** Stored records **
※

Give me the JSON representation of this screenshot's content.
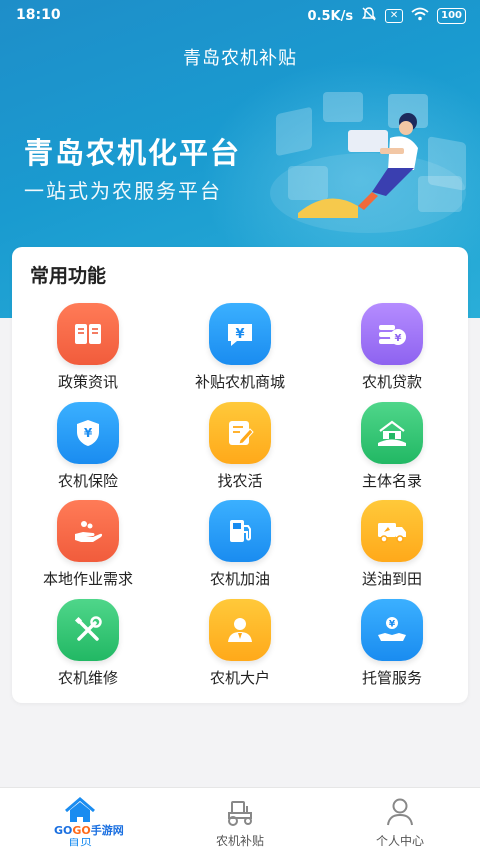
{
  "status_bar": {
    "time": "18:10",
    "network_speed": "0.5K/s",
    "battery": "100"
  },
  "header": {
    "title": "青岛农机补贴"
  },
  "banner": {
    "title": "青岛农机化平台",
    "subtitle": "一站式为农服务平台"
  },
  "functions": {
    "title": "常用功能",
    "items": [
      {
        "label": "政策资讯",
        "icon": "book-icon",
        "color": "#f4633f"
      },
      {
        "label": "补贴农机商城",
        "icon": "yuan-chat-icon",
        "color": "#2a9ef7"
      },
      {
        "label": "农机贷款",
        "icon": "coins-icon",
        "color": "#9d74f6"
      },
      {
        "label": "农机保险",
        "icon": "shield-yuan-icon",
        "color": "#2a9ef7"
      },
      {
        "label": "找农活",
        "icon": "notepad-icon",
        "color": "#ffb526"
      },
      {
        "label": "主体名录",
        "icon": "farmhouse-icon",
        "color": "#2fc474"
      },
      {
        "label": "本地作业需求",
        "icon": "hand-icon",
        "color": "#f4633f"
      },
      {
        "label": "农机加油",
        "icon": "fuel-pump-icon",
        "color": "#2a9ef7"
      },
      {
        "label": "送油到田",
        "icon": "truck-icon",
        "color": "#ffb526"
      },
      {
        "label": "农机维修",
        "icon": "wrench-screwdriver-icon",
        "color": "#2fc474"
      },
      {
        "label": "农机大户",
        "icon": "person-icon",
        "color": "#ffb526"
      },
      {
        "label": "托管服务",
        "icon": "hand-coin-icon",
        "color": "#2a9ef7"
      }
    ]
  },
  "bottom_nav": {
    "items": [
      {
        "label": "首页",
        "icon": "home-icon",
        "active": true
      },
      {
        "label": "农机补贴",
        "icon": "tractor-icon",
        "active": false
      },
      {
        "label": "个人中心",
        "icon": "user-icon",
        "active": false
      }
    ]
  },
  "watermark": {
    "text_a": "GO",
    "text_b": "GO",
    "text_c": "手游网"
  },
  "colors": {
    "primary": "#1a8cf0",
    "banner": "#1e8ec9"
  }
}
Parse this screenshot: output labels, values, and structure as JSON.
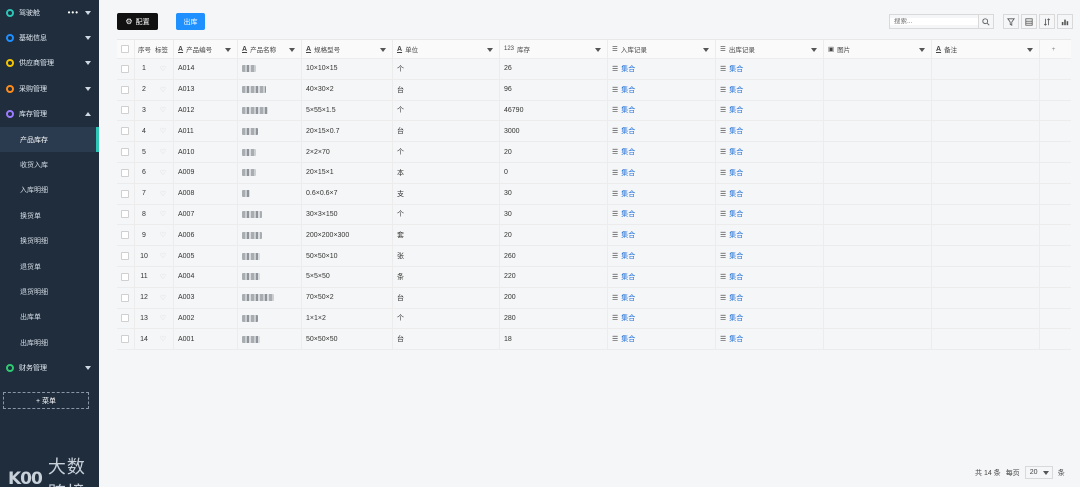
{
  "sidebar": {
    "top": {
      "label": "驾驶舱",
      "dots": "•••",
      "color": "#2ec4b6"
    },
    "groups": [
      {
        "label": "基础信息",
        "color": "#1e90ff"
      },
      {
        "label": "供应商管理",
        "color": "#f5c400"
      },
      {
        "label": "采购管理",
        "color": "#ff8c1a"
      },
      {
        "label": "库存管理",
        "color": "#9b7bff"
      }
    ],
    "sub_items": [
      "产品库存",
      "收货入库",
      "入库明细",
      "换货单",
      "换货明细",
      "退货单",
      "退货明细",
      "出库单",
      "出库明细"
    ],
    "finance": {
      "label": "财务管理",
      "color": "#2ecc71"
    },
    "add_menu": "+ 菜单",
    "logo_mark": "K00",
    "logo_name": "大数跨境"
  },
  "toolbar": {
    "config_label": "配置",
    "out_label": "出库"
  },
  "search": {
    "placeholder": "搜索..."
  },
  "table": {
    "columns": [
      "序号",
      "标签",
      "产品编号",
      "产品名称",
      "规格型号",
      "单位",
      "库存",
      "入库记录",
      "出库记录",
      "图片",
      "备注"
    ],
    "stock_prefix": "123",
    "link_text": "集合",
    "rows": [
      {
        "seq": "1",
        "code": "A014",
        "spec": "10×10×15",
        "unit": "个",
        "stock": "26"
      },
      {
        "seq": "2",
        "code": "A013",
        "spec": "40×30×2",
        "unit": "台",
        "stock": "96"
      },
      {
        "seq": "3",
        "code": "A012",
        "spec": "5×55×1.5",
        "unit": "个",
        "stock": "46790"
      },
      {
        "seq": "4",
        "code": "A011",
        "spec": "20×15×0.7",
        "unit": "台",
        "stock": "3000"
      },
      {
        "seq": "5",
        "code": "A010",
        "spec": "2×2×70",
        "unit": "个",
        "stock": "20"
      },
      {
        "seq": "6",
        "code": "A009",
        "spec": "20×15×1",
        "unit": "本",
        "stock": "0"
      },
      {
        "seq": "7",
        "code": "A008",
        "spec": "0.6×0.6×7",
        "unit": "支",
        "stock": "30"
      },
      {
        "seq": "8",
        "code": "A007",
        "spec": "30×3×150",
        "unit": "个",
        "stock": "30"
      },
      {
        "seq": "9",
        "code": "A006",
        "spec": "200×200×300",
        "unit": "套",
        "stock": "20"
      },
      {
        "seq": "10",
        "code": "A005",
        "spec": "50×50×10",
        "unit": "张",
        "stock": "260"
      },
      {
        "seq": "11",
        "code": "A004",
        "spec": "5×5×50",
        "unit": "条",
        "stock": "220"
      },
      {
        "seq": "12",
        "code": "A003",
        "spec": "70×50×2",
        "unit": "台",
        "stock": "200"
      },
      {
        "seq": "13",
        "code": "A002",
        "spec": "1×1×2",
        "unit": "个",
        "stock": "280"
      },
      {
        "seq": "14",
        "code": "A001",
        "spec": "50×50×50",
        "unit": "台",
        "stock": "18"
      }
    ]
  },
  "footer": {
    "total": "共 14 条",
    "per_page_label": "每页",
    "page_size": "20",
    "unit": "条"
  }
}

※

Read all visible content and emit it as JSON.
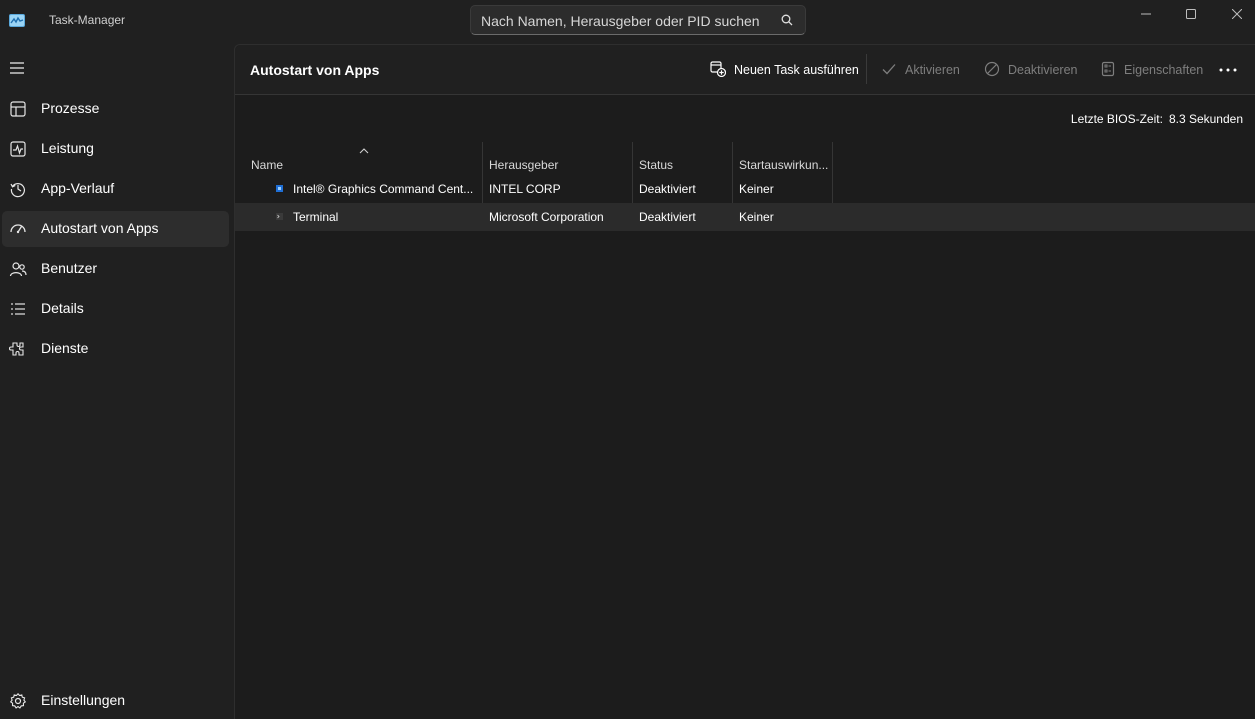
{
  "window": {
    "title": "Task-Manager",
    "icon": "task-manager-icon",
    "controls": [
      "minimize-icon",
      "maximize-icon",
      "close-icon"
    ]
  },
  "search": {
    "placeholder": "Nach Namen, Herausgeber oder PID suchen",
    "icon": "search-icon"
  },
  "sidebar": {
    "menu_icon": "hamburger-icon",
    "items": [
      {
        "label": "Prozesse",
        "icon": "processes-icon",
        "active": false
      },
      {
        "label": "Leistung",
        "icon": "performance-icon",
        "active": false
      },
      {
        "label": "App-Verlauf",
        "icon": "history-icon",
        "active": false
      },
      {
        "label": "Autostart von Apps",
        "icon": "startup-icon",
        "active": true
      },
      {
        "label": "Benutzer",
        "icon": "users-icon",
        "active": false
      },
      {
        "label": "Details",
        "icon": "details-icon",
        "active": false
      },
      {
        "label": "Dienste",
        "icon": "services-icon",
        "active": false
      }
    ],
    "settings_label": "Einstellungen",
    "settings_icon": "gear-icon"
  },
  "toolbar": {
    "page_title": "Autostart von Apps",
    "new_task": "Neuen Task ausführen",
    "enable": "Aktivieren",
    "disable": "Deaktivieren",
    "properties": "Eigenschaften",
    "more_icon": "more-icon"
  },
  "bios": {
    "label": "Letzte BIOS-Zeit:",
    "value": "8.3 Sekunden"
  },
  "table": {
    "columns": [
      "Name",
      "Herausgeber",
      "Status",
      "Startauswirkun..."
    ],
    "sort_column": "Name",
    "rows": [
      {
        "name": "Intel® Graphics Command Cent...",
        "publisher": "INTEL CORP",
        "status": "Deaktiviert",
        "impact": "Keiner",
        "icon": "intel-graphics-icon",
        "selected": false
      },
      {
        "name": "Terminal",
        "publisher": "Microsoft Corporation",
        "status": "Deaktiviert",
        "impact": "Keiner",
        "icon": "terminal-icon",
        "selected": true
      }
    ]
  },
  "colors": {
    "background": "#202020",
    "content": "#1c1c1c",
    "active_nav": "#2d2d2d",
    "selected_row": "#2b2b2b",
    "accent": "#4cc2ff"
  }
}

※

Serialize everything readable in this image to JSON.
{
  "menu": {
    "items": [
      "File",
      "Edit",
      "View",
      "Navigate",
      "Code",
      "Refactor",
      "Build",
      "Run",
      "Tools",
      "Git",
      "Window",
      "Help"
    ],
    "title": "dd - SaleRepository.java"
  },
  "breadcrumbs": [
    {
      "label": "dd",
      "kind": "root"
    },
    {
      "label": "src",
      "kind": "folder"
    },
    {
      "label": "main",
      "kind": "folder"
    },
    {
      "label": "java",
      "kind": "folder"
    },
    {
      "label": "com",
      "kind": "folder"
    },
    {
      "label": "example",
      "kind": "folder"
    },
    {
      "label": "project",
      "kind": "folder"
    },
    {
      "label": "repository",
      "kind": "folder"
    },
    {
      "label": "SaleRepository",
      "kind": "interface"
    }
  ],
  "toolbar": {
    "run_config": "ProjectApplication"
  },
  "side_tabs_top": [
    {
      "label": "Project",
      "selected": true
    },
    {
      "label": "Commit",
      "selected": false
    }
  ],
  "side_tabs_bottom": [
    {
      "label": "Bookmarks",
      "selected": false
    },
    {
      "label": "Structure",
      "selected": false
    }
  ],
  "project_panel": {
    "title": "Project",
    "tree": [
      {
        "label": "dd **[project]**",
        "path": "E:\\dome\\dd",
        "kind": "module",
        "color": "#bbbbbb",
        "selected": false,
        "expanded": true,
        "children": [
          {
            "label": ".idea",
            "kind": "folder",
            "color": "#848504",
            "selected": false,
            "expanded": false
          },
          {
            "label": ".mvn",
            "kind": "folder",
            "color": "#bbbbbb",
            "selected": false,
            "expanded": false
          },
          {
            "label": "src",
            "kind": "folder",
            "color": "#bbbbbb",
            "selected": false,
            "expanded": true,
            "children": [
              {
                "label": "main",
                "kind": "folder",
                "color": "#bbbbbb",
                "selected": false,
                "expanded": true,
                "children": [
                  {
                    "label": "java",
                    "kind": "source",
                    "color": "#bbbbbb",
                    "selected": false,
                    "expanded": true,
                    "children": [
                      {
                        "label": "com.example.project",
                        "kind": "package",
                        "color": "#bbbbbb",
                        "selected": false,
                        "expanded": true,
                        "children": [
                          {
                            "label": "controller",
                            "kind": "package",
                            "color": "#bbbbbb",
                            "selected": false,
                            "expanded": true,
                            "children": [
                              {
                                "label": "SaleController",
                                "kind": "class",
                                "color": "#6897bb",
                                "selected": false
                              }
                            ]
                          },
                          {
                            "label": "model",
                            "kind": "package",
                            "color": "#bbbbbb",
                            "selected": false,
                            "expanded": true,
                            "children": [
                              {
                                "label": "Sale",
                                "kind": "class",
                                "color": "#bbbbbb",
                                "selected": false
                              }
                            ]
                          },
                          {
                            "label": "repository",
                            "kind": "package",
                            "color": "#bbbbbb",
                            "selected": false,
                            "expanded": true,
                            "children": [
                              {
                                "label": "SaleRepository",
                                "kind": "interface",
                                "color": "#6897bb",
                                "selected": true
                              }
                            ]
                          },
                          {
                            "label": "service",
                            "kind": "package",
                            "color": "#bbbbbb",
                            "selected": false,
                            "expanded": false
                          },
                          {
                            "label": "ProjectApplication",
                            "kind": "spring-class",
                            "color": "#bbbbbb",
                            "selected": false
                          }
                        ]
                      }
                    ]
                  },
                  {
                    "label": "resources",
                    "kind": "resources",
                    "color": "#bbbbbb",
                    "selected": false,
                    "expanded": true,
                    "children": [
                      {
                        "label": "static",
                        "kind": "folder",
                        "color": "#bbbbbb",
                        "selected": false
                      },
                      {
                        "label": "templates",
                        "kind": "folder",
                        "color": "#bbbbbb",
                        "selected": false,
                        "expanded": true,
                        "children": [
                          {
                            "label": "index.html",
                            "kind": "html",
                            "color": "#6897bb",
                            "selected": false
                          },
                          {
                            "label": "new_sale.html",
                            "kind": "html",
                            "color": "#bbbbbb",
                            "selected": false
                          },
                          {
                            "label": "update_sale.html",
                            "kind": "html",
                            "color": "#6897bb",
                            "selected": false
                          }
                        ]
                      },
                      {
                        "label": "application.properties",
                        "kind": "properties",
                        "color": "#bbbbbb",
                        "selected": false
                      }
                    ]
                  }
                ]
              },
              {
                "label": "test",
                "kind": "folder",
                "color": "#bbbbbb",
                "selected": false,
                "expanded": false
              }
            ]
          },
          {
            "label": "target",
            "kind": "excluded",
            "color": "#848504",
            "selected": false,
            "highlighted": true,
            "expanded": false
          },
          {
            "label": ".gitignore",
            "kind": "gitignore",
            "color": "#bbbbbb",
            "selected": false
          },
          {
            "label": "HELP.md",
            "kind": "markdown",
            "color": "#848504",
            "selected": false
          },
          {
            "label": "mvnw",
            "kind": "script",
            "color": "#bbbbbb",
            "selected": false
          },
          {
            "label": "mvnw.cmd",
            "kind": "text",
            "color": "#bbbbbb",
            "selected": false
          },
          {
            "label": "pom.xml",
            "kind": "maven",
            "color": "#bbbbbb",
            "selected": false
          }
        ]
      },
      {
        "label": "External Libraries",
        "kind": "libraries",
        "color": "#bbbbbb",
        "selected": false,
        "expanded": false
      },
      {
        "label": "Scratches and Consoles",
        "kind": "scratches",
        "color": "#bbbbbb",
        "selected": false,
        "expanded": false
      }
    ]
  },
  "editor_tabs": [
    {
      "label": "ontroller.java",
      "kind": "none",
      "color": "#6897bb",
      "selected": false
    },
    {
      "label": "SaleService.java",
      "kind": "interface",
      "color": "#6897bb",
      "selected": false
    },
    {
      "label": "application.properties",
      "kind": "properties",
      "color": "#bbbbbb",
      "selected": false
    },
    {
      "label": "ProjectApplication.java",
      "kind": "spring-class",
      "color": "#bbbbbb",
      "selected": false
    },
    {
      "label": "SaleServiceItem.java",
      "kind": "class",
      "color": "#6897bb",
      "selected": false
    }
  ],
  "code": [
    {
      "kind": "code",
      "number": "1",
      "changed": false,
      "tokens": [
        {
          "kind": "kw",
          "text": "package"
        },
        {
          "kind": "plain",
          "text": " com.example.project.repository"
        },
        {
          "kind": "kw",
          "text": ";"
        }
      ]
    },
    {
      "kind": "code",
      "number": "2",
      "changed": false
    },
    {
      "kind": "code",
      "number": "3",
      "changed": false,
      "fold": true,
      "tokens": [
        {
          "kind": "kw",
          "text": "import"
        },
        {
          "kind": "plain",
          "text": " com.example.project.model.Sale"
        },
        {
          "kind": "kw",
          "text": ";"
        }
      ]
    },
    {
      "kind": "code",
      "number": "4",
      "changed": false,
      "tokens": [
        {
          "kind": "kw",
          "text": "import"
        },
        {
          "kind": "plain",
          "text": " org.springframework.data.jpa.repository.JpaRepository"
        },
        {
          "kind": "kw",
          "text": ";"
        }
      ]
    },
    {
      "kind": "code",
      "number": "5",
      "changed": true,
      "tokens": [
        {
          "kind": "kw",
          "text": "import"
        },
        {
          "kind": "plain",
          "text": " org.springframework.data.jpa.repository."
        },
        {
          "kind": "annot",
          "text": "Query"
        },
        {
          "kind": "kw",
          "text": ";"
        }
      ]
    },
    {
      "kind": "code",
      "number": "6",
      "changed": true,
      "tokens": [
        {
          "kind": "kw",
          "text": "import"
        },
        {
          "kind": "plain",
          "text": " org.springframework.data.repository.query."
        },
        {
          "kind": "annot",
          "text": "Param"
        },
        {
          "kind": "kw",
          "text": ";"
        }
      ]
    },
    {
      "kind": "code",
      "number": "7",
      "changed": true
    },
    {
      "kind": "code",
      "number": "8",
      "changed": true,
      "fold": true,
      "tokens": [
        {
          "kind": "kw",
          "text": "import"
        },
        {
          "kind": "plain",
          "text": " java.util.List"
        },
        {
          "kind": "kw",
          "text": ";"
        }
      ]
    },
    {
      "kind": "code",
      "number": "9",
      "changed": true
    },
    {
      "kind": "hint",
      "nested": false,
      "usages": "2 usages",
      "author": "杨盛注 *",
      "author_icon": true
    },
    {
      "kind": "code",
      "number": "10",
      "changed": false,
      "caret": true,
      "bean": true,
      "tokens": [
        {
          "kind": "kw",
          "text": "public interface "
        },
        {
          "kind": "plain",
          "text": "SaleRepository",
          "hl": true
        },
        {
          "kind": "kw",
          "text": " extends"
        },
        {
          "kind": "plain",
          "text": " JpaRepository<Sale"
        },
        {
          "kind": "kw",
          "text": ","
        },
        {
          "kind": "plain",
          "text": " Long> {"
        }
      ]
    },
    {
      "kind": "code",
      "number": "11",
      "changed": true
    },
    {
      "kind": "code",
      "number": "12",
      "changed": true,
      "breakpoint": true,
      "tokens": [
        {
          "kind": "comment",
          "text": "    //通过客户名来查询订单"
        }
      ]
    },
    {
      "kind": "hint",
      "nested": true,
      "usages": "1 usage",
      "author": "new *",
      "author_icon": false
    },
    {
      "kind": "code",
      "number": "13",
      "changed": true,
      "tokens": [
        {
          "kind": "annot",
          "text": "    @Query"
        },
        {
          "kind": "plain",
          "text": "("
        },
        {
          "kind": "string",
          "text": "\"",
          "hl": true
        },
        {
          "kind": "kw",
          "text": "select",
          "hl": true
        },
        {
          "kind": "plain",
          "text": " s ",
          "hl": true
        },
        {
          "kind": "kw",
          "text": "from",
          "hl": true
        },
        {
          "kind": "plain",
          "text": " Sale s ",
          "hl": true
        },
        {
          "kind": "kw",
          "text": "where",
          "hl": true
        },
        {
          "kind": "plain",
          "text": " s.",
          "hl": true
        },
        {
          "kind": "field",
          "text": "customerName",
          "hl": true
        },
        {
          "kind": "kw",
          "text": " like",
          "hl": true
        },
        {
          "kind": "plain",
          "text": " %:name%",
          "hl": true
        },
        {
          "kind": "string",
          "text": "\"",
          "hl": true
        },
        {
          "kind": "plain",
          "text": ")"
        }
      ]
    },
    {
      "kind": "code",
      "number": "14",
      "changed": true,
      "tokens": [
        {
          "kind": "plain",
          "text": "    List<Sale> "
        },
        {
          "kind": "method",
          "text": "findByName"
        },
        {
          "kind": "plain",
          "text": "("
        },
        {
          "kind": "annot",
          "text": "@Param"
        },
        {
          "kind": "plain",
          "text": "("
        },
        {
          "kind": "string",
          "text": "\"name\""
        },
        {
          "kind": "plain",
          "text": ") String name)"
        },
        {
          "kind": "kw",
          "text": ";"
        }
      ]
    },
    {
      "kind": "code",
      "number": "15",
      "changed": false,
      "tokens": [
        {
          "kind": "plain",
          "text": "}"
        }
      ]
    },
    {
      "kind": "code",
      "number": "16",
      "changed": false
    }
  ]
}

※

** Exercise task **
From the listing above, copy every line that holds the string "SaleRepository".

** Written solution **
    "title": "dd - SaleRepository.java"
      "label": "SaleRepository",
                                "label": "SaleRepository",
          "text": "SaleRepository",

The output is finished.